> _Source material_:

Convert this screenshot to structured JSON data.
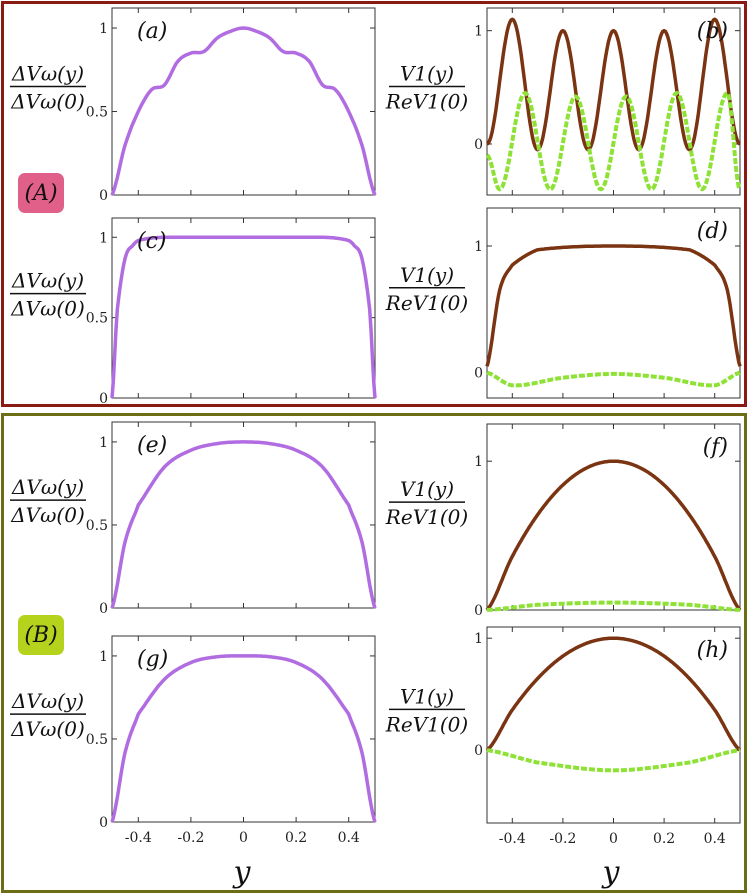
{
  "groups": [
    {
      "label": "(A)",
      "border_color": "#8b1a12",
      "badge_color": "#e0608a"
    },
    {
      "label": "(B)",
      "border_color": "#6b6e14",
      "badge_color": "#b5d21c"
    }
  ],
  "colors": {
    "dv_line": "#b06ce0",
    "re_line": "#7a3412",
    "im_line": "#8ee236"
  },
  "x_axis": {
    "label": "y",
    "ticks": [
      -0.4,
      -0.2,
      0,
      0.2,
      0.4
    ],
    "range": [
      -0.5,
      0.5
    ]
  },
  "chart_data": [
    {
      "panel": "(a)",
      "type": "line",
      "ylabel": "ΔVω(y) / ΔVω(0)",
      "ylim": [
        0,
        1.12
      ],
      "yticks": [
        0,
        0.5,
        1
      ],
      "series": [
        {
          "color": "#b06ce0",
          "style": "line",
          "shape": "stepped_dome",
          "x": [
            -0.5,
            -0.45,
            -0.4,
            -0.35,
            -0.3,
            -0.25,
            -0.2,
            -0.15,
            -0.1,
            -0.05,
            0,
            0.05,
            0.1,
            0.15,
            0.2,
            0.25,
            0.3,
            0.35,
            0.4,
            0.45,
            0.5
          ],
          "y": [
            0,
            0.3,
            0.5,
            0.63,
            0.66,
            0.8,
            0.85,
            0.86,
            0.94,
            0.98,
            1.0,
            0.98,
            0.94,
            0.86,
            0.85,
            0.8,
            0.66,
            0.63,
            0.5,
            0.3,
            0
          ]
        }
      ]
    },
    {
      "panel": "(b)",
      "type": "line",
      "ylabel": "V1(y) / ReV1(0)",
      "ylim": [
        -0.45,
        1.2
      ],
      "yticks": [
        0,
        1
      ],
      "series": [
        {
          "color": "#7a3412",
          "style": "line",
          "shape": "cos_wave",
          "x": [
            -0.5,
            -0.4,
            -0.3,
            -0.2,
            -0.1,
            0,
            0.1,
            0.2,
            0.3,
            0.4,
            0.5
          ],
          "y": [
            0.0,
            1.1,
            -0.05,
            1.0,
            -0.05,
            1.0,
            -0.05,
            1.0,
            -0.05,
            1.1,
            0.0
          ]
        },
        {
          "color": "#8ee236",
          "style": "dashed",
          "shape": "sin_wave",
          "x": [
            -0.5,
            -0.45,
            -0.35,
            -0.25,
            -0.15,
            -0.05,
            0.05,
            0.15,
            0.25,
            0.35,
            0.45,
            0.5
          ],
          "y": [
            -0.1,
            -0.4,
            0.45,
            -0.4,
            0.42,
            -0.4,
            0.42,
            -0.4,
            0.45,
            -0.4,
            0.45,
            -0.4
          ]
        }
      ]
    },
    {
      "panel": "(c)",
      "type": "line",
      "ylabel": "ΔVω(y) / ΔVω(0)",
      "ylim": [
        0,
        1.12
      ],
      "yticks": [
        0,
        0.5,
        1
      ],
      "series": [
        {
          "color": "#b06ce0",
          "style": "line",
          "shape": "flat_top",
          "x": [
            -0.5,
            -0.48,
            -0.45,
            -0.42,
            -0.4,
            -0.35,
            -0.3,
            0,
            0.3,
            0.35,
            0.4,
            0.42,
            0.45,
            0.48,
            0.5
          ],
          "y": [
            0,
            0.55,
            0.87,
            0.95,
            0.98,
            0.995,
            1.0,
            1.0,
            1.0,
            0.995,
            0.98,
            0.95,
            0.87,
            0.55,
            0
          ]
        }
      ]
    },
    {
      "panel": "(d)",
      "type": "line",
      "ylabel": "V1(y) / ReV1(0)",
      "ylim": [
        -0.2,
        1.3
      ],
      "yticks": [
        0,
        1
      ],
      "series": [
        {
          "color": "#7a3412",
          "style": "line",
          "shape": "flat_top",
          "x": [
            -0.5,
            -0.45,
            -0.4,
            -0.3,
            0,
            0.3,
            0.4,
            0.45,
            0.5
          ],
          "y": [
            0.05,
            0.65,
            0.85,
            0.97,
            1.0,
            0.97,
            0.85,
            0.65,
            0.05
          ]
        },
        {
          "color": "#8ee236",
          "style": "dashed",
          "shape": "double_well",
          "x": [
            -0.5,
            -0.4,
            -0.2,
            0,
            0.2,
            0.4,
            0.5
          ],
          "y": [
            0.0,
            -0.1,
            -0.04,
            -0.01,
            -0.04,
            -0.1,
            0.0
          ]
        }
      ]
    },
    {
      "panel": "(e)",
      "type": "line",
      "ylabel": "ΔVω(y) / ΔVω(0)",
      "ylim": [
        0,
        1.12
      ],
      "yticks": [
        0,
        0.5,
        1
      ],
      "series": [
        {
          "color": "#b06ce0",
          "style": "line",
          "shape": "dome",
          "x": [
            -0.5,
            -0.45,
            -0.4,
            -0.3,
            -0.2,
            -0.1,
            0,
            0.1,
            0.2,
            0.3,
            0.4,
            0.45,
            0.5
          ],
          "y": [
            0,
            0.4,
            0.62,
            0.85,
            0.95,
            0.99,
            1.0,
            0.99,
            0.95,
            0.85,
            0.62,
            0.4,
            0
          ]
        }
      ]
    },
    {
      "panel": "(f)",
      "type": "line",
      "ylabel": "V1(y) / ReV1(0)",
      "ylim": [
        0,
        1.25
      ],
      "yticks": [
        0,
        1
      ],
      "series": [
        {
          "color": "#7a3412",
          "style": "line",
          "shape": "parabola",
          "x": [
            -0.5,
            -0.4,
            -0.3,
            -0.2,
            -0.1,
            0,
            0.1,
            0.2,
            0.3,
            0.4,
            0.5
          ],
          "y": [
            0.0,
            0.36,
            0.64,
            0.84,
            0.96,
            1.0,
            0.96,
            0.84,
            0.64,
            0.36,
            0.0
          ]
        },
        {
          "color": "#8ee236",
          "style": "dashed",
          "shape": "parabola",
          "x": [
            -0.5,
            -0.3,
            0,
            0.3,
            0.5
          ],
          "y": [
            0.0,
            0.035,
            0.05,
            0.035,
            0.0
          ]
        }
      ]
    },
    {
      "panel": "(g)",
      "type": "line",
      "ylabel": "ΔVω(y) / ΔVω(0)",
      "ylim": [
        0,
        1.12
      ],
      "yticks": [
        0,
        0.5,
        1
      ],
      "series": [
        {
          "color": "#b06ce0",
          "style": "line",
          "shape": "dome",
          "x": [
            -0.5,
            -0.45,
            -0.4,
            -0.3,
            -0.2,
            -0.1,
            0,
            0.1,
            0.2,
            0.3,
            0.4,
            0.45,
            0.5
          ],
          "y": [
            0,
            0.42,
            0.65,
            0.86,
            0.96,
            0.995,
            1.0,
            0.995,
            0.96,
            0.86,
            0.65,
            0.42,
            0
          ]
        }
      ]
    },
    {
      "panel": "(h)",
      "type": "line",
      "ylabel": "V1(y) / ReV1(0)",
      "ylim": [
        -0.65,
        1.1
      ],
      "yticks": [
        0,
        1
      ],
      "series": [
        {
          "color": "#7a3412",
          "style": "line",
          "shape": "parabola",
          "x": [
            -0.5,
            -0.4,
            -0.3,
            -0.2,
            -0.1,
            0,
            0.1,
            0.2,
            0.3,
            0.4,
            0.5
          ],
          "y": [
            0.0,
            0.36,
            0.64,
            0.84,
            0.96,
            1.0,
            0.96,
            0.84,
            0.64,
            0.36,
            0.0
          ]
        },
        {
          "color": "#8ee236",
          "style": "dashed",
          "shape": "parabola",
          "x": [
            -0.5,
            -0.3,
            0,
            0.3,
            0.5
          ],
          "y": [
            0.0,
            -0.11,
            -0.18,
            -0.11,
            0.0
          ]
        }
      ]
    }
  ]
}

> _Exercise_:
Repeat the listing in full and exactly. Do not include any images.

> _Task response_:
Convert this screenshot to structured JSON data.
{
  "groups": [
    {
      "label": "(A)",
      "border_color": "#8b1a12",
      "badge_color": "#e0608a"
    },
    {
      "label": "(B)",
      "border_color": "#6b6e14",
      "badge_color": "#b5d21c"
    }
  ],
  "colors": {
    "dv_line": "#b06ce0",
    "re_line": "#7a3412",
    "im_line": "#8ee236"
  },
  "x_axis": {
    "label": "y",
    "ticks": [
      -0.4,
      -0.2,
      0,
      0.2,
      0.4
    ],
    "range": [
      -0.5,
      0.5
    ]
  },
  "chart_data": [
    {
      "panel": "(a)",
      "type": "line",
      "ylabel": "ΔVω(y) / ΔVω(0)",
      "ylim": [
        0,
        1.12
      ],
      "yticks": [
        0,
        0.5,
        1
      ],
      "series": [
        {
          "color": "#b06ce0",
          "style": "line",
          "shape": "stepped_dome",
          "x": [
            -0.5,
            -0.45,
            -0.4,
            -0.35,
            -0.3,
            -0.25,
            -0.2,
            -0.15,
            -0.1,
            -0.05,
            0,
            0.05,
            0.1,
            0.15,
            0.2,
            0.25,
            0.3,
            0.35,
            0.4,
            0.45,
            0.5
          ],
          "y": [
            0,
            0.3,
            0.5,
            0.63,
            0.66,
            0.8,
            0.85,
            0.86,
            0.94,
            0.98,
            1.0,
            0.98,
            0.94,
            0.86,
            0.85,
            0.8,
            0.66,
            0.63,
            0.5,
            0.3,
            0
          ]
        }
      ]
    },
    {
      "panel": "(b)",
      "type": "line",
      "ylabel": "V1(y) / ReV1(0)",
      "ylim": [
        -0.45,
        1.2
      ],
      "yticks": [
        0,
        1
      ],
      "series": [
        {
          "color": "#7a3412",
          "style": "line",
          "shape": "cos_wave",
          "x": [
            -0.5,
            -0.4,
            -0.3,
            -0.2,
            -0.1,
            0,
            0.1,
            0.2,
            0.3,
            0.4,
            0.5
          ],
          "y": [
            0.0,
            1.1,
            -0.05,
            1.0,
            -0.05,
            1.0,
            -0.05,
            1.0,
            -0.05,
            1.1,
            0.0
          ]
        },
        {
          "color": "#8ee236",
          "style": "dashed",
          "shape": "sin_wave",
          "x": [
            -0.5,
            -0.45,
            -0.35,
            -0.25,
            -0.15,
            -0.05,
            0.05,
            0.15,
            0.25,
            0.35,
            0.45,
            0.5
          ],
          "y": [
            -0.1,
            -0.4,
            0.45,
            -0.4,
            0.42,
            -0.4,
            0.42,
            -0.4,
            0.45,
            -0.4,
            0.45,
            -0.4
          ]
        }
      ]
    },
    {
      "panel": "(c)",
      "type": "line",
      "ylabel": "ΔVω(y) / ΔVω(0)",
      "ylim": [
        0,
        1.12
      ],
      "yticks": [
        0,
        0.5,
        1
      ],
      "series": [
        {
          "color": "#b06ce0",
          "style": "line",
          "shape": "flat_top",
          "x": [
            -0.5,
            -0.48,
            -0.45,
            -0.42,
            -0.4,
            -0.35,
            -0.3,
            0,
            0.3,
            0.35,
            0.4,
            0.42,
            0.45,
            0.48,
            0.5
          ],
          "y": [
            0,
            0.55,
            0.87,
            0.95,
            0.98,
            0.995,
            1.0,
            1.0,
            1.0,
            0.995,
            0.98,
            0.95,
            0.87,
            0.55,
            0
          ]
        }
      ]
    },
    {
      "panel": "(d)",
      "type": "line",
      "ylabel": "V1(y) / ReV1(0)",
      "ylim": [
        -0.2,
        1.3
      ],
      "yticks": [
        0,
        1
      ],
      "series": [
        {
          "color": "#7a3412",
          "style": "line",
          "shape": "flat_top",
          "x": [
            -0.5,
            -0.45,
            -0.4,
            -0.3,
            0,
            0.3,
            0.4,
            0.45,
            0.5
          ],
          "y": [
            0.05,
            0.65,
            0.85,
            0.97,
            1.0,
            0.97,
            0.85,
            0.65,
            0.05
          ]
        },
        {
          "color": "#8ee236",
          "style": "dashed",
          "shape": "double_well",
          "x": [
            -0.5,
            -0.4,
            -0.2,
            0,
            0.2,
            0.4,
            0.5
          ],
          "y": [
            0.0,
            -0.1,
            -0.04,
            -0.01,
            -0.04,
            -0.1,
            0.0
          ]
        }
      ]
    },
    {
      "panel": "(e)",
      "type": "line",
      "ylabel": "ΔVω(y) / ΔVω(0)",
      "ylim": [
        0,
        1.12
      ],
      "yticks": [
        0,
        0.5,
        1
      ],
      "series": [
        {
          "color": "#b06ce0",
          "style": "line",
          "shape": "dome",
          "x": [
            -0.5,
            -0.45,
            -0.4,
            -0.3,
            -0.2,
            -0.1,
            0,
            0.1,
            0.2,
            0.3,
            0.4,
            0.45,
            0.5
          ],
          "y": [
            0,
            0.4,
            0.62,
            0.85,
            0.95,
            0.99,
            1.0,
            0.99,
            0.95,
            0.85,
            0.62,
            0.4,
            0
          ]
        }
      ]
    },
    {
      "panel": "(f)",
      "type": "line",
      "ylabel": "V1(y) / ReV1(0)",
      "ylim": [
        0,
        1.25
      ],
      "yticks": [
        0,
        1
      ],
      "series": [
        {
          "color": "#7a3412",
          "style": "line",
          "shape": "parabola",
          "x": [
            -0.5,
            -0.4,
            -0.3,
            -0.2,
            -0.1,
            0,
            0.1,
            0.2,
            0.3,
            0.4,
            0.5
          ],
          "y": [
            0.0,
            0.36,
            0.64,
            0.84,
            0.96,
            1.0,
            0.96,
            0.84,
            0.64,
            0.36,
            0.0
          ]
        },
        {
          "color": "#8ee236",
          "style": "dashed",
          "shape": "parabola",
          "x": [
            -0.5,
            -0.3,
            0,
            0.3,
            0.5
          ],
          "y": [
            0.0,
            0.035,
            0.05,
            0.035,
            0.0
          ]
        }
      ]
    },
    {
      "panel": "(g)",
      "type": "line",
      "ylabel": "ΔVω(y) / ΔVω(0)",
      "ylim": [
        0,
        1.12
      ],
      "yticks": [
        0,
        0.5,
        1
      ],
      "series": [
        {
          "color": "#b06ce0",
          "style": "line",
          "shape": "dome",
          "x": [
            -0.5,
            -0.45,
            -0.4,
            -0.3,
            -0.2,
            -0.1,
            0,
            0.1,
            0.2,
            0.3,
            0.4,
            0.45,
            0.5
          ],
          "y": [
            0,
            0.42,
            0.65,
            0.86,
            0.96,
            0.995,
            1.0,
            0.995,
            0.96,
            0.86,
            0.65,
            0.42,
            0
          ]
        }
      ]
    },
    {
      "panel": "(h)",
      "type": "line",
      "ylabel": "V1(y) / ReV1(0)",
      "ylim": [
        -0.65,
        1.1
      ],
      "yticks": [
        0,
        1
      ],
      "series": [
        {
          "color": "#7a3412",
          "style": "line",
          "shape": "parabola",
          "x": [
            -0.5,
            -0.4,
            -0.3,
            -0.2,
            -0.1,
            0,
            0.1,
            0.2,
            0.3,
            0.4,
            0.5
          ],
          "y": [
            0.0,
            0.36,
            0.64,
            0.84,
            0.96,
            1.0,
            0.96,
            0.84,
            0.64,
            0.36,
            0.0
          ]
        },
        {
          "color": "#8ee236",
          "style": "dashed",
          "shape": "parabola",
          "x": [
            -0.5,
            -0.3,
            0,
            0.3,
            0.5
          ],
          "y": [
            0.0,
            -0.11,
            -0.18,
            -0.11,
            0.0
          ]
        }
      ]
    }
  ]
}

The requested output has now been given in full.